Task input:
----
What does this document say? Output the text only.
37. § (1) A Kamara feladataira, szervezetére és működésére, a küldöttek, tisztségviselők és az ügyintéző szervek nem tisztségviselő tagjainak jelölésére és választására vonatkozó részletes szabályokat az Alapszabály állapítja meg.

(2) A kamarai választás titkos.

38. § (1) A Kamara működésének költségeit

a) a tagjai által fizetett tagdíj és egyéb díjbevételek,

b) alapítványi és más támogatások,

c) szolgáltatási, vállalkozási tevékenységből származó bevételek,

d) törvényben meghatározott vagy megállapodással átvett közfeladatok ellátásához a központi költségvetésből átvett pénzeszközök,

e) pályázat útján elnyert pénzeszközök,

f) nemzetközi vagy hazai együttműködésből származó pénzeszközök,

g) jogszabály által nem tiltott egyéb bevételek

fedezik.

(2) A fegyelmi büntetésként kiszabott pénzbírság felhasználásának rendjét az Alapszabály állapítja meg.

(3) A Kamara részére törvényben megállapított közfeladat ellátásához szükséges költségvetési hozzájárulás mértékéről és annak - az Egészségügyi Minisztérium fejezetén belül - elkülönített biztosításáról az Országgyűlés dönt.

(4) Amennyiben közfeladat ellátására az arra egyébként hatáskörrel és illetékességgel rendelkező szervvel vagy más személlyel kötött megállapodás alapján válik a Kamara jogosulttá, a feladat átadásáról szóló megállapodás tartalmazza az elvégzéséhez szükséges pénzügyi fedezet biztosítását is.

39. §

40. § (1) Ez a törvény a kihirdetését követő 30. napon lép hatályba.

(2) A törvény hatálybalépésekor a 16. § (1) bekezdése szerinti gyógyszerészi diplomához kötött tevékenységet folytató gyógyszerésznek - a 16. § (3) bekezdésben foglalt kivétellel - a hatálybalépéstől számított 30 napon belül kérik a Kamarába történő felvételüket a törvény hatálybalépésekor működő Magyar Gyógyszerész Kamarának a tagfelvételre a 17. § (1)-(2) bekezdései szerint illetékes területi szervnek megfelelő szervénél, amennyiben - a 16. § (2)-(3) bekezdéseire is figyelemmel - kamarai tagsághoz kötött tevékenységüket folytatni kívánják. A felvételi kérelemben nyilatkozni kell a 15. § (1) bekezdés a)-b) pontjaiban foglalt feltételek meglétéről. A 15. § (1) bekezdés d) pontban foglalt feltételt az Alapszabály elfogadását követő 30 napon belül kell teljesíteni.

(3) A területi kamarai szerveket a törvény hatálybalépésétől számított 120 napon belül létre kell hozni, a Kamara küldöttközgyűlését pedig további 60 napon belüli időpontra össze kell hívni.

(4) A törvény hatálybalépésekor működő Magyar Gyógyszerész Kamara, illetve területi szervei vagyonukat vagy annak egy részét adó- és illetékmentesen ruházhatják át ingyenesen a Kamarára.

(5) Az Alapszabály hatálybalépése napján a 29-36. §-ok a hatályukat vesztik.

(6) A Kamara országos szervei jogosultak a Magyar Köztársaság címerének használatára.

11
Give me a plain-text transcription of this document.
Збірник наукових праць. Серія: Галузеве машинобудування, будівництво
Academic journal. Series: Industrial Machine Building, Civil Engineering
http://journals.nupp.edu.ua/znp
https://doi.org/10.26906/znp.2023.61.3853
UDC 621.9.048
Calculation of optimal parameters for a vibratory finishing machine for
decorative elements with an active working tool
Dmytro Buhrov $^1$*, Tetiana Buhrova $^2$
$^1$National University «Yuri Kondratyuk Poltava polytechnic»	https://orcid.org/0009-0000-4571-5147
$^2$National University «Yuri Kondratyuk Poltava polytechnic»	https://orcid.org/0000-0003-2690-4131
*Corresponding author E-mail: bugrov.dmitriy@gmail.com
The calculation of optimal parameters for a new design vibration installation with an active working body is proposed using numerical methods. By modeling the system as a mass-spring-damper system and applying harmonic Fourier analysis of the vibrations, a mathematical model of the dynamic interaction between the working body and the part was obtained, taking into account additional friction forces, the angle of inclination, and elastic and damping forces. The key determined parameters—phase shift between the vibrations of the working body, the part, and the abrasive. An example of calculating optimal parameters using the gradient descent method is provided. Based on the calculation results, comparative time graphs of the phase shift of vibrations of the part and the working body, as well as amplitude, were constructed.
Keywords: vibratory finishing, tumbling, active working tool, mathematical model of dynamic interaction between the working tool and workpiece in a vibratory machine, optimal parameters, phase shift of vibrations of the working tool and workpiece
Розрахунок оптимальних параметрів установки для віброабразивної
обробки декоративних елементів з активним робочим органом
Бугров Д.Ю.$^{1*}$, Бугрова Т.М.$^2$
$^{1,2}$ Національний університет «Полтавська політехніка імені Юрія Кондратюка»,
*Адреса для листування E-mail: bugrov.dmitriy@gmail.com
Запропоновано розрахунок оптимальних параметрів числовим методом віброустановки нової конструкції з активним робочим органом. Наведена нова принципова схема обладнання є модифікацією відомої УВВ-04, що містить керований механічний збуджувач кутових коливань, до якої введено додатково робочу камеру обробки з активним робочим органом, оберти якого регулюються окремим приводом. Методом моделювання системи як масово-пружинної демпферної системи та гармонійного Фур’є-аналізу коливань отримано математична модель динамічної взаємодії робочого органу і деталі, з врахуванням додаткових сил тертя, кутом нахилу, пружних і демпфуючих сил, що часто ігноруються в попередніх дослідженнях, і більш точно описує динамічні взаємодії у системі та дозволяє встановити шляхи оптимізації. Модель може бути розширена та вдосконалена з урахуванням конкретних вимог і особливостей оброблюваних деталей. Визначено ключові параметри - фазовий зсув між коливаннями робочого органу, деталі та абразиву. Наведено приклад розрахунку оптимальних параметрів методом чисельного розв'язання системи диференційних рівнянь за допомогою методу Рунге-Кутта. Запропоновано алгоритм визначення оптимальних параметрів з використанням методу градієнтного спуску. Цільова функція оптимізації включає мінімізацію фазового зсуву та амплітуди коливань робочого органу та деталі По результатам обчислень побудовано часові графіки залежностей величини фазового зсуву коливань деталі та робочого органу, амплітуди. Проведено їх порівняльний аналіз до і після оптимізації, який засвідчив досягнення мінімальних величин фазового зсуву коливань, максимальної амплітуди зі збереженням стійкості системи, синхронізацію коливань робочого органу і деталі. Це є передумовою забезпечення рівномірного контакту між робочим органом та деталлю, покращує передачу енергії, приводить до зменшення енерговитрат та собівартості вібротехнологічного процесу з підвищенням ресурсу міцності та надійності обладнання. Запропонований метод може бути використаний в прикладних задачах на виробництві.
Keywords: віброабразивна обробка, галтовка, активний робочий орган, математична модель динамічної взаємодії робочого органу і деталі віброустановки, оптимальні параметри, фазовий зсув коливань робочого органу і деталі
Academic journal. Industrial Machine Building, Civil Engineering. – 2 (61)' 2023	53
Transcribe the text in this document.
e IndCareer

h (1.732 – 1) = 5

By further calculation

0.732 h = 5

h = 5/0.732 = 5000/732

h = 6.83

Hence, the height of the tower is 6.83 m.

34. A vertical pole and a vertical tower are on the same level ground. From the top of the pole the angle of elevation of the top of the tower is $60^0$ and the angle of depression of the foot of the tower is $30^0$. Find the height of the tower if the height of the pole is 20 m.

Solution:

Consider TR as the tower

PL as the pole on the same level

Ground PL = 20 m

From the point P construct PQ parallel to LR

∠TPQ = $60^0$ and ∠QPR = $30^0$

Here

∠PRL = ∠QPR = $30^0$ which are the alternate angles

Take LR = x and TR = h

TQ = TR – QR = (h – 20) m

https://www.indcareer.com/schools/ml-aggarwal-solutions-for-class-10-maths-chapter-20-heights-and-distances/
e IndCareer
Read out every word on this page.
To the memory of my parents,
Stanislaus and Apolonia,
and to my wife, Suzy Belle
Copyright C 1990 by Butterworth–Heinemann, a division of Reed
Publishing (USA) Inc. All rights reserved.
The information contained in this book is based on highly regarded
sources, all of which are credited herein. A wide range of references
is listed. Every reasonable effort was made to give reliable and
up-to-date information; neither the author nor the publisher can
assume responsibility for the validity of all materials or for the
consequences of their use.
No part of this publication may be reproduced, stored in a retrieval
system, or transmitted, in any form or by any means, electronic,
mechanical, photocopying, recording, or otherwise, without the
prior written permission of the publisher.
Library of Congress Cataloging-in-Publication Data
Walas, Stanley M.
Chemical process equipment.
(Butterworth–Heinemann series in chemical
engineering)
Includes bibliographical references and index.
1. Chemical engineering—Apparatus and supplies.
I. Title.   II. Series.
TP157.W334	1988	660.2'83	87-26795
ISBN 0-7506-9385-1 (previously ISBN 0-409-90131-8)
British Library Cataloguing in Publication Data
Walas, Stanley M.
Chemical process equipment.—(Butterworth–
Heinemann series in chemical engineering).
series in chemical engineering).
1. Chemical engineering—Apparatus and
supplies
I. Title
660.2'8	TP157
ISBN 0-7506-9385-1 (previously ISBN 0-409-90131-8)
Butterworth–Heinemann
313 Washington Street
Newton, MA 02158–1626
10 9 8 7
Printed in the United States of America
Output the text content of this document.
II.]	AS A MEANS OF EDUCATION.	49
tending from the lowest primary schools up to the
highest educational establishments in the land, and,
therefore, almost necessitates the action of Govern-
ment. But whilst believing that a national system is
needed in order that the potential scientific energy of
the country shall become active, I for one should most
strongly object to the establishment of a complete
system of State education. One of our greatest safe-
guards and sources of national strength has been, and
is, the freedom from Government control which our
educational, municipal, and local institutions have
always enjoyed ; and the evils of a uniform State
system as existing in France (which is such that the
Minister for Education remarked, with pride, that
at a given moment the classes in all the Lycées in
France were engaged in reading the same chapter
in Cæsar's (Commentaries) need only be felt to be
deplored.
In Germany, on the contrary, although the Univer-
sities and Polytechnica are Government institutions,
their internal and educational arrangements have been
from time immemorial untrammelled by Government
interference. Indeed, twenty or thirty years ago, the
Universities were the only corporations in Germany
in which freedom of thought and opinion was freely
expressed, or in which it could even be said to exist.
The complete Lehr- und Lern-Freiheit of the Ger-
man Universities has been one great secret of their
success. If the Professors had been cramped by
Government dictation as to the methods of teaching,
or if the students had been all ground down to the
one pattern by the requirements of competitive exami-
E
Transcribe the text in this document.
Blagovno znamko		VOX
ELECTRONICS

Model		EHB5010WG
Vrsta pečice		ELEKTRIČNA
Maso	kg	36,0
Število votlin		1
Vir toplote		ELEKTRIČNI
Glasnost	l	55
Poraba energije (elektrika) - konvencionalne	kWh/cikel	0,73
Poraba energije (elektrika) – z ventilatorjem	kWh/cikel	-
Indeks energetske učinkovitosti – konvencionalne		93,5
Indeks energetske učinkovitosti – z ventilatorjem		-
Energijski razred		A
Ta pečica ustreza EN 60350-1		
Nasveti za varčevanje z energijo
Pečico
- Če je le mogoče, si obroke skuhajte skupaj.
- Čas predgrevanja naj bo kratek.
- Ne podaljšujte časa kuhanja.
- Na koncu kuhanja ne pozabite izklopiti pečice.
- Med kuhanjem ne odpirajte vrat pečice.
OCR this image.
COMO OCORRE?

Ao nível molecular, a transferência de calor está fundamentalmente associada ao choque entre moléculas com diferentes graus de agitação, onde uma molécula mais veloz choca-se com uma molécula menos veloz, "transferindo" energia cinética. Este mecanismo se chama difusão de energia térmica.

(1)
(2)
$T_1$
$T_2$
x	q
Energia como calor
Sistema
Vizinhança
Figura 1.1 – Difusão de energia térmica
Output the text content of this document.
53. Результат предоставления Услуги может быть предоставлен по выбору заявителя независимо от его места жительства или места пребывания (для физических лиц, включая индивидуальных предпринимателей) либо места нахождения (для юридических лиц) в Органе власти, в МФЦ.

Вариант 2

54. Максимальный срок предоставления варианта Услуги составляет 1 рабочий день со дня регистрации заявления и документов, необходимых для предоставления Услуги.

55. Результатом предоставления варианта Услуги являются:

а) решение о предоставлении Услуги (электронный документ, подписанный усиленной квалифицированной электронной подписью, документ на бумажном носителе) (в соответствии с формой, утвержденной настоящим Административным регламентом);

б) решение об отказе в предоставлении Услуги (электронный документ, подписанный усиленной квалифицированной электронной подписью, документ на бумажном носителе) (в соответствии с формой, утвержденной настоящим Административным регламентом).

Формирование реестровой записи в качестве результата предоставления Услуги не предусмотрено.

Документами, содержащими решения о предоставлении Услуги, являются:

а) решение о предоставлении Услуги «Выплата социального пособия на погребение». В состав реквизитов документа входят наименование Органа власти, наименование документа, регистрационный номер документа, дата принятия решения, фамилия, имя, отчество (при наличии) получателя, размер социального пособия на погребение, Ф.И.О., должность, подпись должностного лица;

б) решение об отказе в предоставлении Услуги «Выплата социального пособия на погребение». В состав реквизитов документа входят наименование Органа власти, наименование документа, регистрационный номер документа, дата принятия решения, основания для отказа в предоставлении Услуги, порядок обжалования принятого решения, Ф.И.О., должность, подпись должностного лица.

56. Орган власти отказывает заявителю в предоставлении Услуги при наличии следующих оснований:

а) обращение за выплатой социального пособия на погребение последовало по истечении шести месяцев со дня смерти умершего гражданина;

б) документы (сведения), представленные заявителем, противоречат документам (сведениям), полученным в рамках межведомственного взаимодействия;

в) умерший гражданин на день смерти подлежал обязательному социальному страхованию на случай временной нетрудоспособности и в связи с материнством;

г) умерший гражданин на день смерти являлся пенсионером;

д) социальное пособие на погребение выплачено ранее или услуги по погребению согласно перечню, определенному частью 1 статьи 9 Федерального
----
Task objective: Where a line in the material contains "gmail", copy that line.

Solution:
*Corresponding author E-mail: bugrov.dmitriy@gmail.com
*Адреса для листування E-mail: bugrov.dmitriy@gmail.com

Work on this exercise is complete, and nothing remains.